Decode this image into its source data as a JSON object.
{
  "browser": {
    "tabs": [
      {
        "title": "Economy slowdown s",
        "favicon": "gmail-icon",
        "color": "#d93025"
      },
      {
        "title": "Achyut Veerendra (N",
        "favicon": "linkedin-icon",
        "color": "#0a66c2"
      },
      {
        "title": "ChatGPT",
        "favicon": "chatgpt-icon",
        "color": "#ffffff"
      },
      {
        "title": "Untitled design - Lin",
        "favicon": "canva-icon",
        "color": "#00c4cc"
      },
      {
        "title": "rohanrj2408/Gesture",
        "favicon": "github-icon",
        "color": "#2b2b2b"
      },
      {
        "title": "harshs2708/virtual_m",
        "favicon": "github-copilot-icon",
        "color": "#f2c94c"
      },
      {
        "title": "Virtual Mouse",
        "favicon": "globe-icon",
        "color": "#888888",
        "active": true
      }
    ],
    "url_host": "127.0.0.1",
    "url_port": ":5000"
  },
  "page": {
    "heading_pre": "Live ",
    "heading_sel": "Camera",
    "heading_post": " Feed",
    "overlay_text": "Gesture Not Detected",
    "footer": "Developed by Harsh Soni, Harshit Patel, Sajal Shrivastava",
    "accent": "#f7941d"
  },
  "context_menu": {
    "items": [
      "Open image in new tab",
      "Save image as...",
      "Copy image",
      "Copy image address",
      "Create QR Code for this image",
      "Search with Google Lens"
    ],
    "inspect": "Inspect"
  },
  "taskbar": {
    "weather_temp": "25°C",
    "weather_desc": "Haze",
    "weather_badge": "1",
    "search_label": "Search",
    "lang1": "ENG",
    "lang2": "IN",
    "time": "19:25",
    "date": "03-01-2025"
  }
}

•••••

Job
Write out the records shown above, exactly as they appear.

Full response
Decode this image into its source data as a JSON object.
{
  "browser": {
    "tabs": [
      {
        "title": "Economy slowdown s",
        "favicon": "gmail-icon",
        "color": "#d93025"
      },
      {
        "title": "Achyut Veerendra (N",
        "favicon": "linkedin-icon",
        "color": "#0a66c2"
      },
      {
        "title": "ChatGPT",
        "favicon": "chatgpt-icon",
        "color": "#ffffff"
      },
      {
        "title": "Untitled design - Lin",
        "favicon": "canva-icon",
        "color": "#00c4cc"
      },
      {
        "title": "rohanrj2408/Gesture",
        "favicon": "github-icon",
        "color": "#2b2b2b"
      },
      {
        "title": "harshs2708/virtual_m",
        "favicon": "github-copilot-icon",
        "color": "#f2c94c"
      },
      {
        "title": "Virtual Mouse",
        "favicon": "globe-icon",
        "color": "#888888",
        "active": true
      }
    ],
    "url_host": "127.0.0.1",
    "url_port": ":5000"
  },
  "page": {
    "heading_pre": "Live ",
    "heading_sel": "Camera",
    "heading_post": " Feed",
    "overlay_text": "Gesture Not Detected",
    "footer": "Developed by Harsh Soni, Harshit Patel, Sajal Shrivastava",
    "accent": "#f7941d"
  },
  "context_menu": {
    "items": [
      "Open image in new tab",
      "Save image as...",
      "Copy image",
      "Copy image address",
      "Create QR Code for this image",
      "Search with Google Lens"
    ],
    "inspect": "Inspect"
  },
  "taskbar": {
    "weather_temp": "25°C",
    "weather_desc": "Haze",
    "weather_badge": "1",
    "search_label": "Search",
    "lang1": "ENG",
    "lang2": "IN",
    "time": "19:25",
    "date": "03-01-2025"
  }
}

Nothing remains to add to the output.